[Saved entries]
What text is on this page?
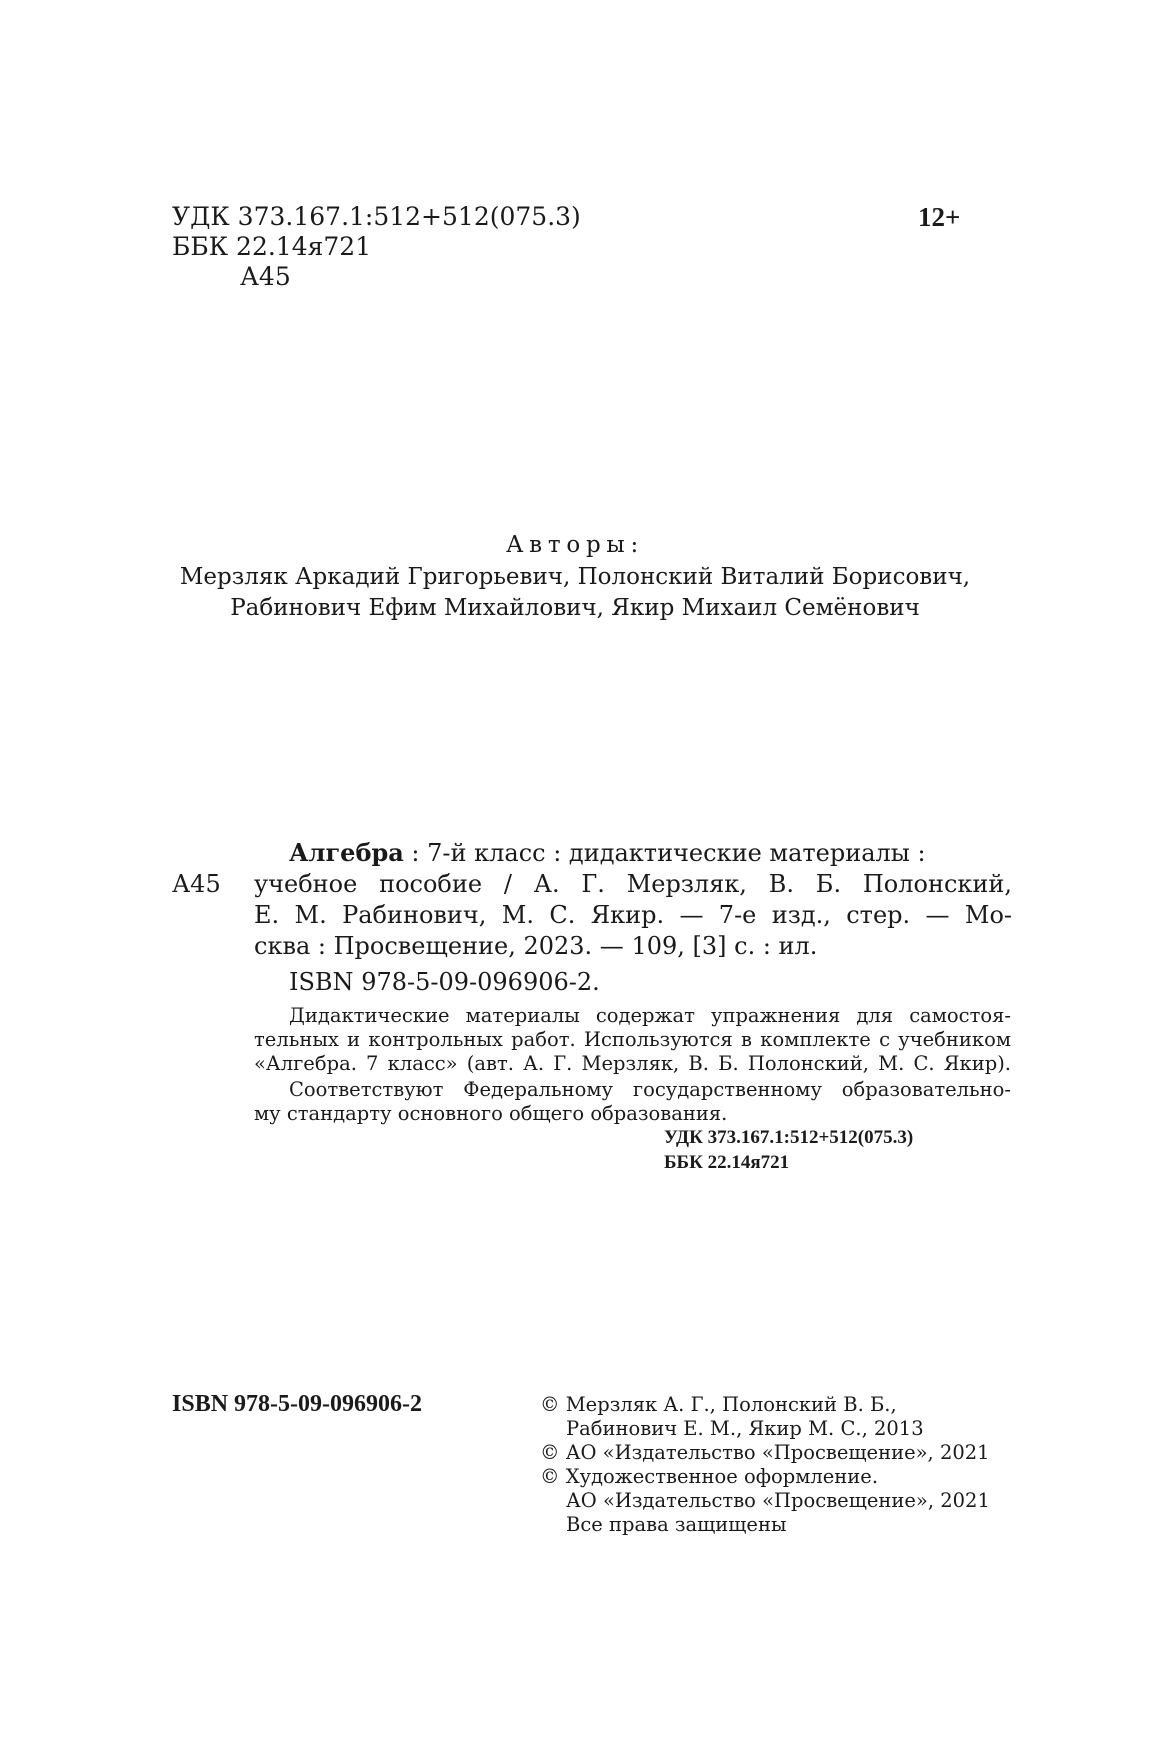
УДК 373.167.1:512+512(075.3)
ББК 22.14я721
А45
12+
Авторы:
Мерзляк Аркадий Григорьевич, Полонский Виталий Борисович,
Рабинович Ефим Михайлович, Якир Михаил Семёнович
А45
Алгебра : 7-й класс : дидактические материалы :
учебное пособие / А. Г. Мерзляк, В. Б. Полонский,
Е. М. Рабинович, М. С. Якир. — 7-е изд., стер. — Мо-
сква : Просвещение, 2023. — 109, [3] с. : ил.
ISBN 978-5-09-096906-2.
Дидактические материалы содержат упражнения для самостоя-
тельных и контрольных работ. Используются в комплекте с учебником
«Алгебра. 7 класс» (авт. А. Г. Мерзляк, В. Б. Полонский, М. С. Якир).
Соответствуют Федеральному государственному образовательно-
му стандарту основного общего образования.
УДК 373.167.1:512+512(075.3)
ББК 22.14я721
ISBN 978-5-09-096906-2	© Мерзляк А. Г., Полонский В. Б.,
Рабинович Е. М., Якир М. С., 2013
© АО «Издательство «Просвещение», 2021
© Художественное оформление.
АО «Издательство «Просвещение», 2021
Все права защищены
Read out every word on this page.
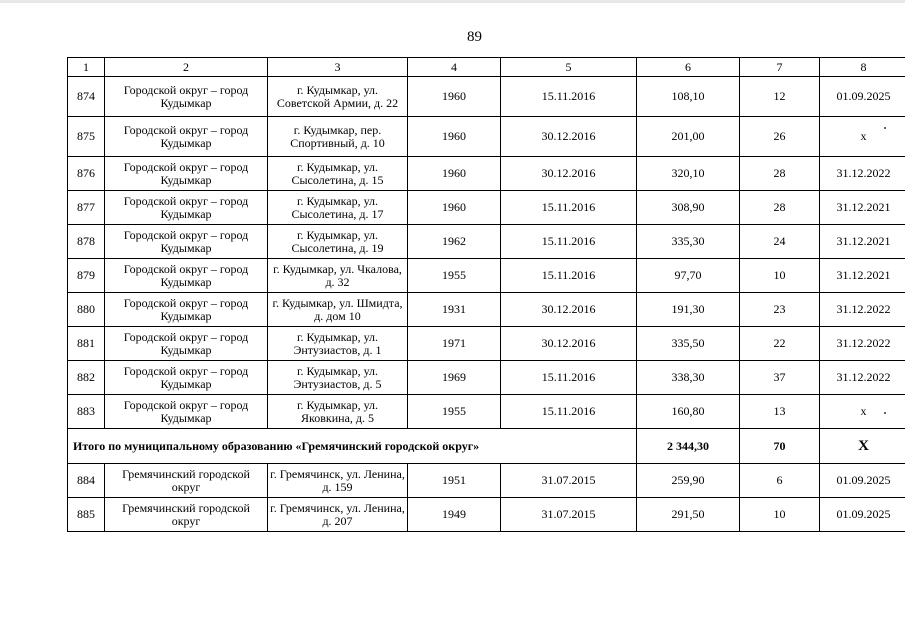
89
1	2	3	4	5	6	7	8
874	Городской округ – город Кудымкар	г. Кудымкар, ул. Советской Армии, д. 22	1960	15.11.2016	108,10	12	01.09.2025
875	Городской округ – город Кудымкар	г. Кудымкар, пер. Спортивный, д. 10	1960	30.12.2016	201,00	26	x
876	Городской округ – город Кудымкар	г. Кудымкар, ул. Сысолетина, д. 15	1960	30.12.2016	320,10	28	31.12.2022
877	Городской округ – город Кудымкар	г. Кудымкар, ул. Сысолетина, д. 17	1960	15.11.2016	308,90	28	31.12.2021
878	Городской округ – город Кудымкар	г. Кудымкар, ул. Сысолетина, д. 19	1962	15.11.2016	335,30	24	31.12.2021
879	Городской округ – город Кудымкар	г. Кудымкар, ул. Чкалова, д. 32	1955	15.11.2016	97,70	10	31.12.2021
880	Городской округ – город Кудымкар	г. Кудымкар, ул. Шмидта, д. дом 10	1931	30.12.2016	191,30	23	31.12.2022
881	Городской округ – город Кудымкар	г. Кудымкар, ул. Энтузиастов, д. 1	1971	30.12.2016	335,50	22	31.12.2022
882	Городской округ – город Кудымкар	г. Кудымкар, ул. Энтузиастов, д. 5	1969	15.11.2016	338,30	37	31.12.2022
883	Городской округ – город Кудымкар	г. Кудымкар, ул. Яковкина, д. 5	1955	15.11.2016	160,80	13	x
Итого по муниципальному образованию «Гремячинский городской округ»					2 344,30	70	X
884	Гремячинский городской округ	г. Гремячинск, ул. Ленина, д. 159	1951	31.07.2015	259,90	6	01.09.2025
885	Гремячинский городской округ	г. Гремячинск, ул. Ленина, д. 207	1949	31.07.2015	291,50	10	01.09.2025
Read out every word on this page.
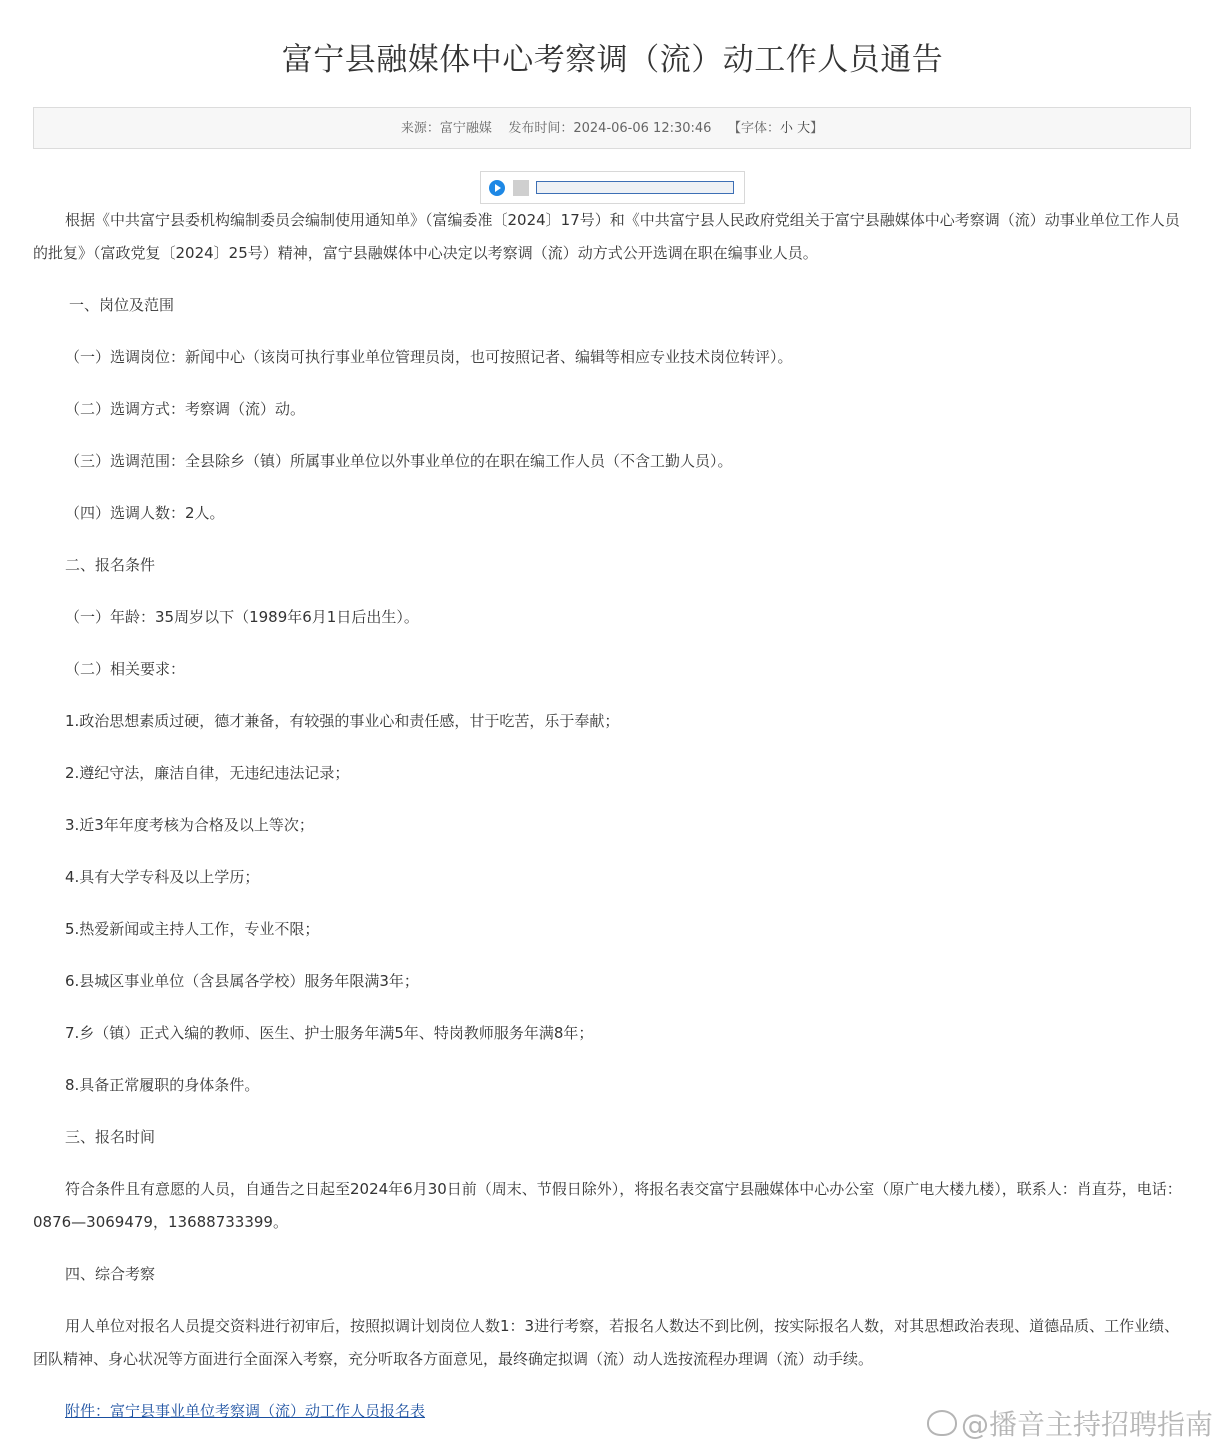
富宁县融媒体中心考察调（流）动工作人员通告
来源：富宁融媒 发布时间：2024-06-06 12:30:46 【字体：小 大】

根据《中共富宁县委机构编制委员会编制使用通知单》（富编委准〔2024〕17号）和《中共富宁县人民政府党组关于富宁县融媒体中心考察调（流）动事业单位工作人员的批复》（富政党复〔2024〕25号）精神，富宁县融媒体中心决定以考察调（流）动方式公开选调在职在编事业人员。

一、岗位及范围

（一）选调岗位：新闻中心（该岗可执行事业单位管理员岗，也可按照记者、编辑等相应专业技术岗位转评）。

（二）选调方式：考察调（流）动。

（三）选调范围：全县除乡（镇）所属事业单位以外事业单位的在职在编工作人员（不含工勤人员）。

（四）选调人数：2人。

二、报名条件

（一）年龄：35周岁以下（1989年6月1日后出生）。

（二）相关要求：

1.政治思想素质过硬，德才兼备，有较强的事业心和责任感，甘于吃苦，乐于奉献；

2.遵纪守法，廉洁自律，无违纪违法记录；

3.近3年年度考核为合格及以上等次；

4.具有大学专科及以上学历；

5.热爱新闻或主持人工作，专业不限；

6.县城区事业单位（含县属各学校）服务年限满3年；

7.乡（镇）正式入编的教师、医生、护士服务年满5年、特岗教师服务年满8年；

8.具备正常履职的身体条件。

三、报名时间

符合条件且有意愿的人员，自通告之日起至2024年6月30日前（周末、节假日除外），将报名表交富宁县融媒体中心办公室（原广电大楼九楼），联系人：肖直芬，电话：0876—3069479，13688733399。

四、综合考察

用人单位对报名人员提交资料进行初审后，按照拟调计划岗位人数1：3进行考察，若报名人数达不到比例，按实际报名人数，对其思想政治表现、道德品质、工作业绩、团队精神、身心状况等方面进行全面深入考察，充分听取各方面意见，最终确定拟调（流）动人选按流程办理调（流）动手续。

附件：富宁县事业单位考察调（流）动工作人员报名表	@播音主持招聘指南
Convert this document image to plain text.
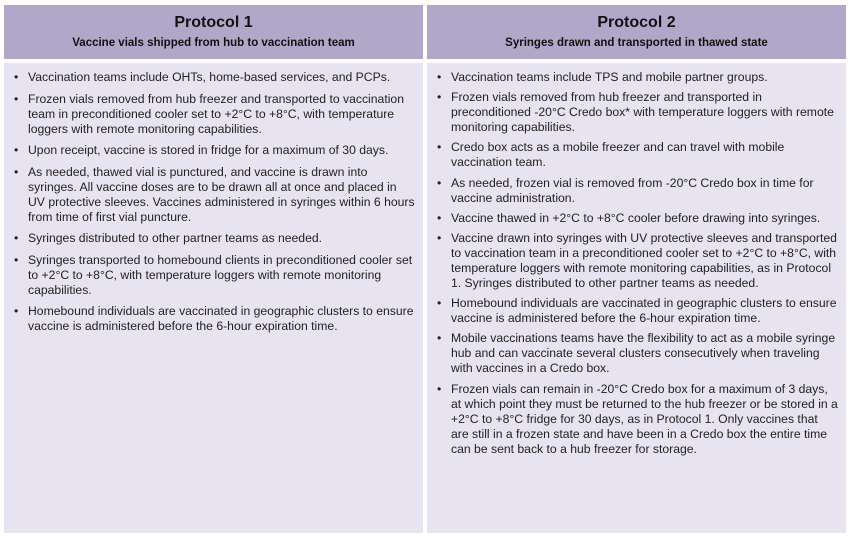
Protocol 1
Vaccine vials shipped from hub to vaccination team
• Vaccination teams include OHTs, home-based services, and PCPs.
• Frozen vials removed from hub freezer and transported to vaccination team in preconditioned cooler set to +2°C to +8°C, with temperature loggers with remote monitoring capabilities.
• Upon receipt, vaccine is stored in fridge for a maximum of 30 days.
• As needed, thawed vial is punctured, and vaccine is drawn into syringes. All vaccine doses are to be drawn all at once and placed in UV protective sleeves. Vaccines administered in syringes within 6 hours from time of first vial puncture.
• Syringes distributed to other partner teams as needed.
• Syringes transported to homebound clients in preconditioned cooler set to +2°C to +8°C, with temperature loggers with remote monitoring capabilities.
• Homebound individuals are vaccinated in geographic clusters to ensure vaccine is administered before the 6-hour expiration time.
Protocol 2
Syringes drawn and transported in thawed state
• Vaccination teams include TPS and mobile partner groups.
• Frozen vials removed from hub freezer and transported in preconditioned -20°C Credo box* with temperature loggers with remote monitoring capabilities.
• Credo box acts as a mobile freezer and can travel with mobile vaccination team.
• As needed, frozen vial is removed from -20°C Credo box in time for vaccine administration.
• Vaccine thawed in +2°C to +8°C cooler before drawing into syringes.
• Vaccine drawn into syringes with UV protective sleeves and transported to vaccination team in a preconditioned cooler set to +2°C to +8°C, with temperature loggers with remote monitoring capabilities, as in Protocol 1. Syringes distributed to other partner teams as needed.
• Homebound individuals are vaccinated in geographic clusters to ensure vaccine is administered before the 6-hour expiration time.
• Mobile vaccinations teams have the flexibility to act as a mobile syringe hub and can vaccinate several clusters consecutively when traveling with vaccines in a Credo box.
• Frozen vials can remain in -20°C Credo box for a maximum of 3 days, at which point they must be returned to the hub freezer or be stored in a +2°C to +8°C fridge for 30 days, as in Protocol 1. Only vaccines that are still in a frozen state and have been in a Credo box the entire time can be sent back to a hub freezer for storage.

**Description of the task:** Show every line that contains the word "include".

**Full response:**
• Vaccination teams include OHTs, home-based services, and PCPs.
• Vaccination teams include TPS and mobile partner groups.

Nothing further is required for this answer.